• WHAT IS EXPECTED: Pull every line holding the string "reviews" from the records below.

(Data excerpts)

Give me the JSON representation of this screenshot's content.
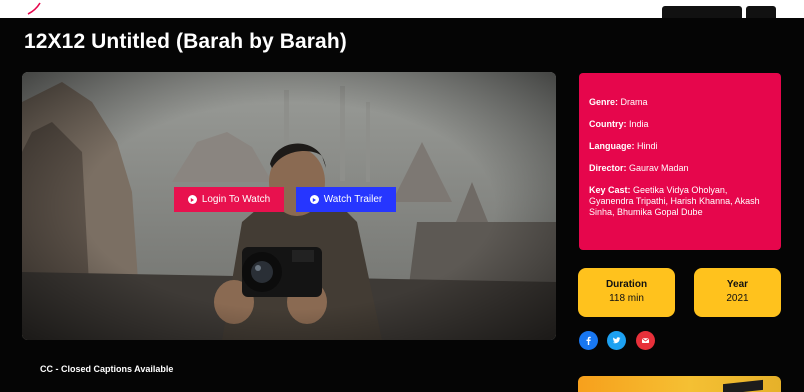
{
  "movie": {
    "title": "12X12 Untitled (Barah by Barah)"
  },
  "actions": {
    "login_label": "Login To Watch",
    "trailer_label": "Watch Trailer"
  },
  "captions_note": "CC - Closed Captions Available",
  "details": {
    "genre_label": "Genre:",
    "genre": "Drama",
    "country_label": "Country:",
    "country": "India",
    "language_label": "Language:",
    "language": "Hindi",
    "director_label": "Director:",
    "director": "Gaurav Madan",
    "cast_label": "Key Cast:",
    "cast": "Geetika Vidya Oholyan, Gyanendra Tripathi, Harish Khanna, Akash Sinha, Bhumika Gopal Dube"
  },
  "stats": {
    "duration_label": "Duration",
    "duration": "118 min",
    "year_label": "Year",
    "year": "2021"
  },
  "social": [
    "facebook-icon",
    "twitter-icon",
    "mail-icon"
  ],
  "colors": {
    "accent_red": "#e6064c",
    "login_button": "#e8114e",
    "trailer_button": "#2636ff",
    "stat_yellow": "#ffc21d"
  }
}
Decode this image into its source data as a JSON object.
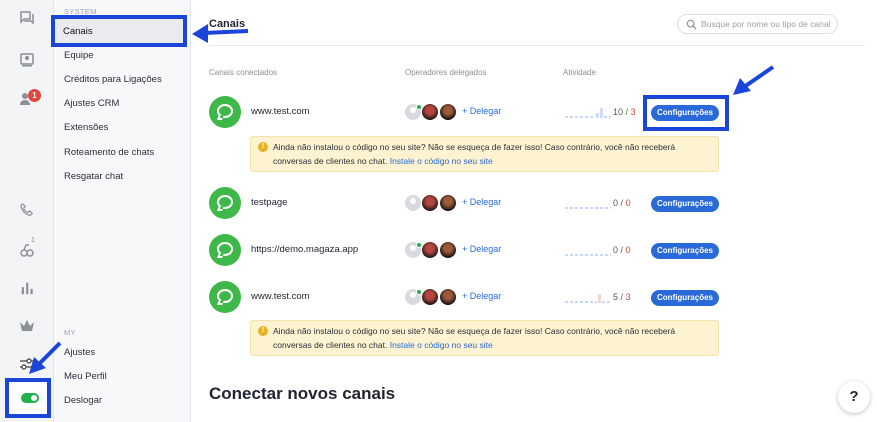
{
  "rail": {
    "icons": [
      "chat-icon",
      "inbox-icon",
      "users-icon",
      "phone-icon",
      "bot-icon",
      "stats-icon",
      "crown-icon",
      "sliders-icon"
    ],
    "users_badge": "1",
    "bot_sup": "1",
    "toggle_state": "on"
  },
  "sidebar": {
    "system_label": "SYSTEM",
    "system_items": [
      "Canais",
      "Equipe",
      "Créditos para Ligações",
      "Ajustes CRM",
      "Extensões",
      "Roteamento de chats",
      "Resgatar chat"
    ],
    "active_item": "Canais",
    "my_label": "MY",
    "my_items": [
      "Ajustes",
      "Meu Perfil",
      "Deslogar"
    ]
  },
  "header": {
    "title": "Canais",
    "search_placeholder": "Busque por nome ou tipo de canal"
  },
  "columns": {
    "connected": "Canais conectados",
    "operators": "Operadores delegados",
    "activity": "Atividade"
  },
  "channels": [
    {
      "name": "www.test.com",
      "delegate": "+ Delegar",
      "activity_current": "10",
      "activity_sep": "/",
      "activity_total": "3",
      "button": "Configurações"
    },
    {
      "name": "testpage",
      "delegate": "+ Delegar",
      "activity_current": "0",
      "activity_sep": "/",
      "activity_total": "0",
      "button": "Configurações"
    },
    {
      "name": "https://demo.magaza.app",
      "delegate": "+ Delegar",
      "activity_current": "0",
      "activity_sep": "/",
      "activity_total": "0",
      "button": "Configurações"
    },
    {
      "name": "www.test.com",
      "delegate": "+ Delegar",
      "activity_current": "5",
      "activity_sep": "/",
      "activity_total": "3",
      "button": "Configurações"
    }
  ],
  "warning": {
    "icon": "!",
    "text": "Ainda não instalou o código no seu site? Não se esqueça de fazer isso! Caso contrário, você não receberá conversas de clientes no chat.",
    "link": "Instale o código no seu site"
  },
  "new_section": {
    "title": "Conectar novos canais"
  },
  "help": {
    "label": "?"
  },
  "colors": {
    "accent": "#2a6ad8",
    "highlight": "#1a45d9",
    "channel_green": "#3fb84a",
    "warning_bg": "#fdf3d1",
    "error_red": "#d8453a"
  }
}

--

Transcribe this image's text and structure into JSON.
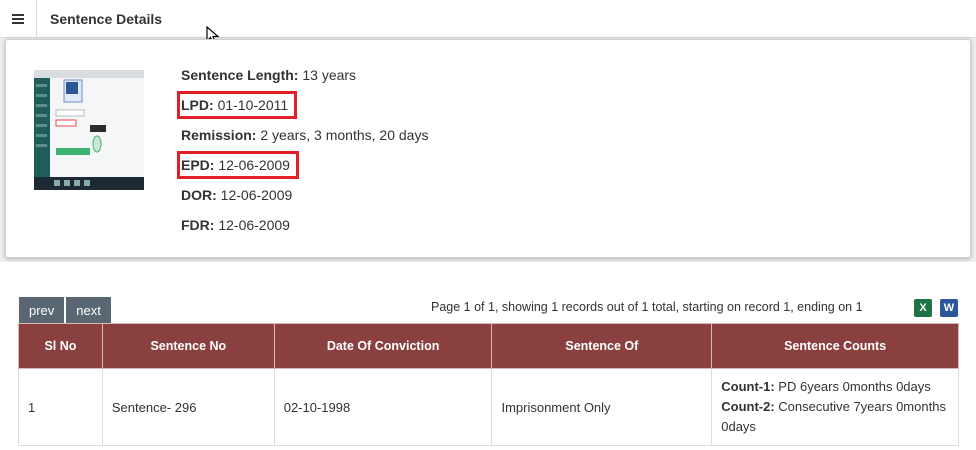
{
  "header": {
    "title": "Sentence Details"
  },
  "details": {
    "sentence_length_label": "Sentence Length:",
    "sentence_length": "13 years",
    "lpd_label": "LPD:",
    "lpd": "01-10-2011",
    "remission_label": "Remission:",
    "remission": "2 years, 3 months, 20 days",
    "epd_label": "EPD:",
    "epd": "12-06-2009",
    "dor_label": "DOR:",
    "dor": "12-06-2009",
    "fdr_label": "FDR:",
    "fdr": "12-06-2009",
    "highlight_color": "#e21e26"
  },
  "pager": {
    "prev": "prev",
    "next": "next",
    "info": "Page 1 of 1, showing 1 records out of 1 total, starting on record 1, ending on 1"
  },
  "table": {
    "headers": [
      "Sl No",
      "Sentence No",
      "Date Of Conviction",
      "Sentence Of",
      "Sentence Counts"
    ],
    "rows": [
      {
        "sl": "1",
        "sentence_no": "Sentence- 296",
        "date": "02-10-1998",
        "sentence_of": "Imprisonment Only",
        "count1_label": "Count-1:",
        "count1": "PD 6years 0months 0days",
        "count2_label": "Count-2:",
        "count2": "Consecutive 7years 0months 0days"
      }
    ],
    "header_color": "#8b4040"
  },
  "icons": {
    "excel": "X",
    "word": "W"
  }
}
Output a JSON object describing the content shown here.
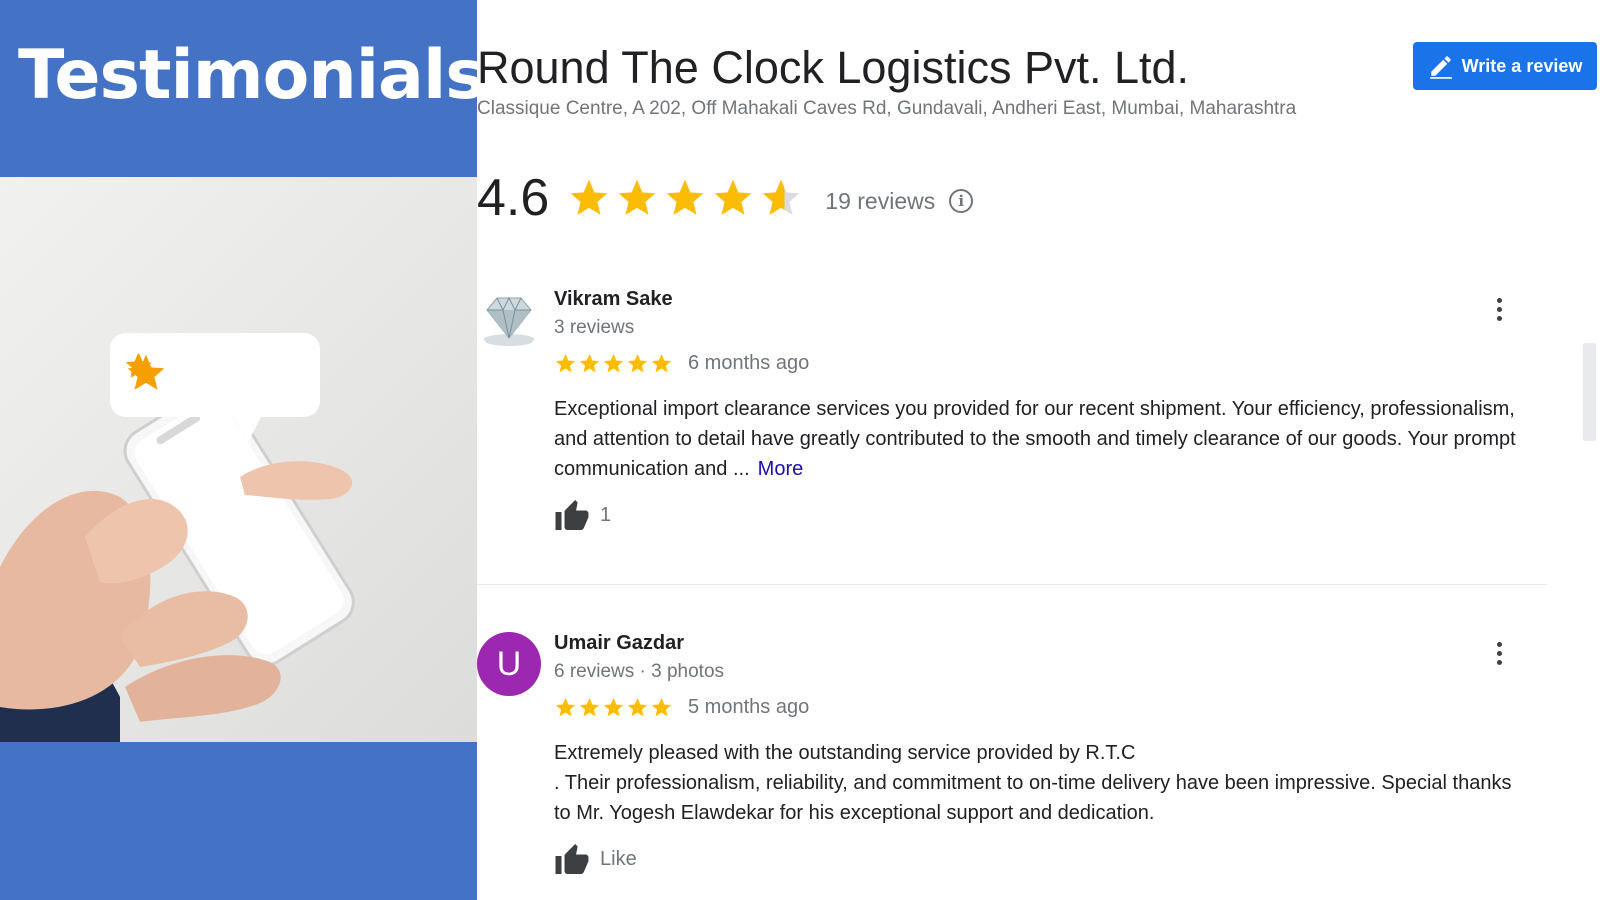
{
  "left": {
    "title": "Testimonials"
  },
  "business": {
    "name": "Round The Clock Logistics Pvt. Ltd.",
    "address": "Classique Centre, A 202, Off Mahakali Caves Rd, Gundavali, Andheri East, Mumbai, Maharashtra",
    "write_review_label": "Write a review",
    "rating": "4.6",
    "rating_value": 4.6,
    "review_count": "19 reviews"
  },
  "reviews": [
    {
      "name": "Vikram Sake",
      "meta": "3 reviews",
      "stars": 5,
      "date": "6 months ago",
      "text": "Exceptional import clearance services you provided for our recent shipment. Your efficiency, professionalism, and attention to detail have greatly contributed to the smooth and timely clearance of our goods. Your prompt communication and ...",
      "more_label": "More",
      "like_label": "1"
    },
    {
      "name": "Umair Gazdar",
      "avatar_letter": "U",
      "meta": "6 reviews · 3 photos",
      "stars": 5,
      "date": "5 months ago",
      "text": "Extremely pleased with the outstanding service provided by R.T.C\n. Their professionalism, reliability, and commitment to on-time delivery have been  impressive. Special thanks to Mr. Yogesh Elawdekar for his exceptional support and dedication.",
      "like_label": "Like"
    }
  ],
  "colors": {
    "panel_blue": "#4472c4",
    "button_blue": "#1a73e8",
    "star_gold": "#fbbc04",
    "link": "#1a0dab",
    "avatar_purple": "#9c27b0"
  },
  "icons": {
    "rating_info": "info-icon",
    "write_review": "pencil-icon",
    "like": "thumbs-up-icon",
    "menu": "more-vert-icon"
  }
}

* * *

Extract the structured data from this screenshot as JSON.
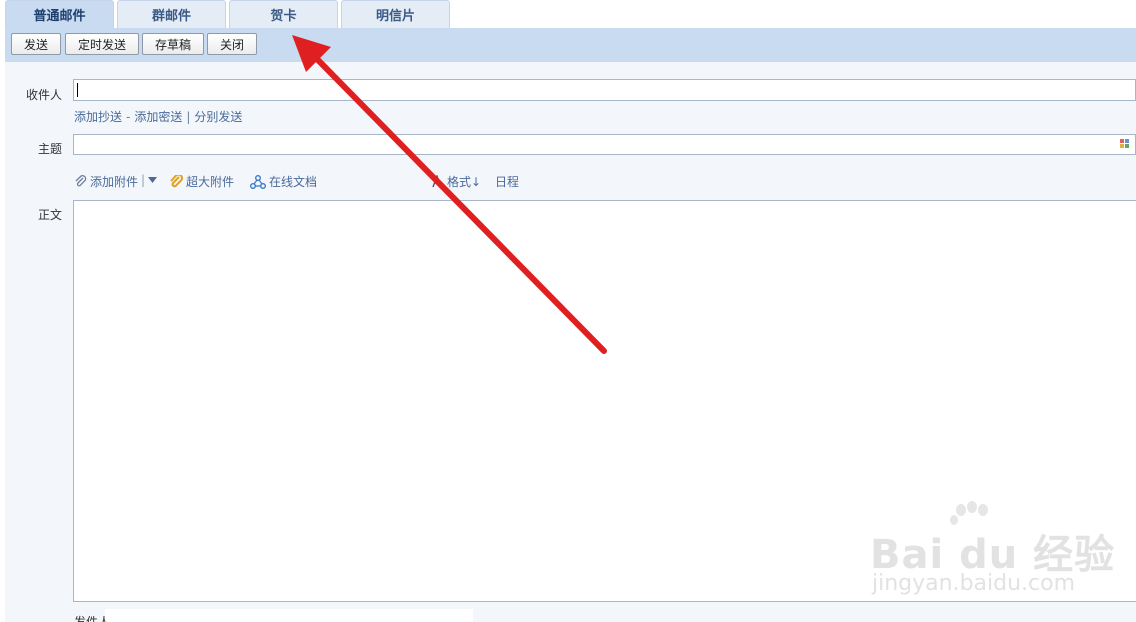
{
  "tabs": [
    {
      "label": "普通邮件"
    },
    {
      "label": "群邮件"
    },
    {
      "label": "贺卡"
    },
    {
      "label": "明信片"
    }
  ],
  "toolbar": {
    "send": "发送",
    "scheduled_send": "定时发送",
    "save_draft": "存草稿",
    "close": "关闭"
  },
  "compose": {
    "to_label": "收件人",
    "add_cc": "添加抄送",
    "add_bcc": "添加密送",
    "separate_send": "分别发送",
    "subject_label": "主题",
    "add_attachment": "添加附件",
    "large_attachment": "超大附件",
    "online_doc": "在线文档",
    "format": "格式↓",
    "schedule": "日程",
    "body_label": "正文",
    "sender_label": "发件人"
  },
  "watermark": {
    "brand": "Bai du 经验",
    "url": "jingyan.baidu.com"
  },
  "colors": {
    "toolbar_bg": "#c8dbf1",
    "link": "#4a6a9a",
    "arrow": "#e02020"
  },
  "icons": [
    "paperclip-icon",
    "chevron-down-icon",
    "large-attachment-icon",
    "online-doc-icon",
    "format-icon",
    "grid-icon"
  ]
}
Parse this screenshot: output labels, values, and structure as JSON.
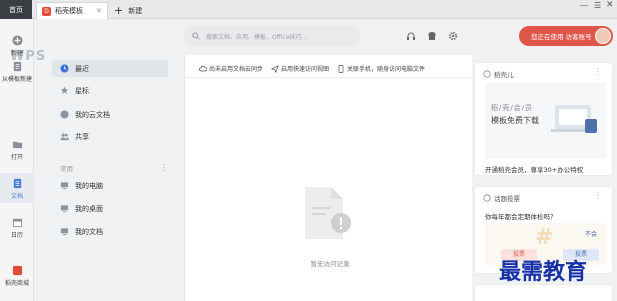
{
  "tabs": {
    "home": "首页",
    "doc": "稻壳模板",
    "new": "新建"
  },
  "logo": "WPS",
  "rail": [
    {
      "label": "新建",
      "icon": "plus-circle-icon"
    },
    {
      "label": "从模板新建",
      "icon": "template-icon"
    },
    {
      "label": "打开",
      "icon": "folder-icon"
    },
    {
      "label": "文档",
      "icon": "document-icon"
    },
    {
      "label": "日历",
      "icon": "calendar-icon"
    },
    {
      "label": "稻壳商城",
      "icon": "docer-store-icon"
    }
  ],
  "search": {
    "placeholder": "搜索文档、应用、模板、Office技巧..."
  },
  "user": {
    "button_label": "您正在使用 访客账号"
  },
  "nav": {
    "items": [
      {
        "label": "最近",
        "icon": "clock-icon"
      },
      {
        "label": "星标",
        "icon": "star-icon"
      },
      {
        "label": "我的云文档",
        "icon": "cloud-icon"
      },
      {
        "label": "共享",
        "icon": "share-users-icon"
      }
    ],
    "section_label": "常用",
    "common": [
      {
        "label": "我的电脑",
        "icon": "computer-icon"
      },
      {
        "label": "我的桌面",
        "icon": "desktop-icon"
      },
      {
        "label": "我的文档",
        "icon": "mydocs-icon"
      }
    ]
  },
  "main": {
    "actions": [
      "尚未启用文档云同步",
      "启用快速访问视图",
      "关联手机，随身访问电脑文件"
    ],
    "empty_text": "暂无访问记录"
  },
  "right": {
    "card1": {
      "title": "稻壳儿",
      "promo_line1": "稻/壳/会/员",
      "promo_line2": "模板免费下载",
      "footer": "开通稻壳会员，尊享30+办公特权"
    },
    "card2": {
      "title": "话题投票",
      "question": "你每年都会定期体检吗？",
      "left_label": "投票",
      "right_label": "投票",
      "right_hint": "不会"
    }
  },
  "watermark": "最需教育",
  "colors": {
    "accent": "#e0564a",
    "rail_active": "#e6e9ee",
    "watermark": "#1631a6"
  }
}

• CORRECT ANSWER:
    "review_count": "19 reviews"
  "reviews": [
      "meta": "3 reviews",
      "meta": "6 reviews · 3 photos",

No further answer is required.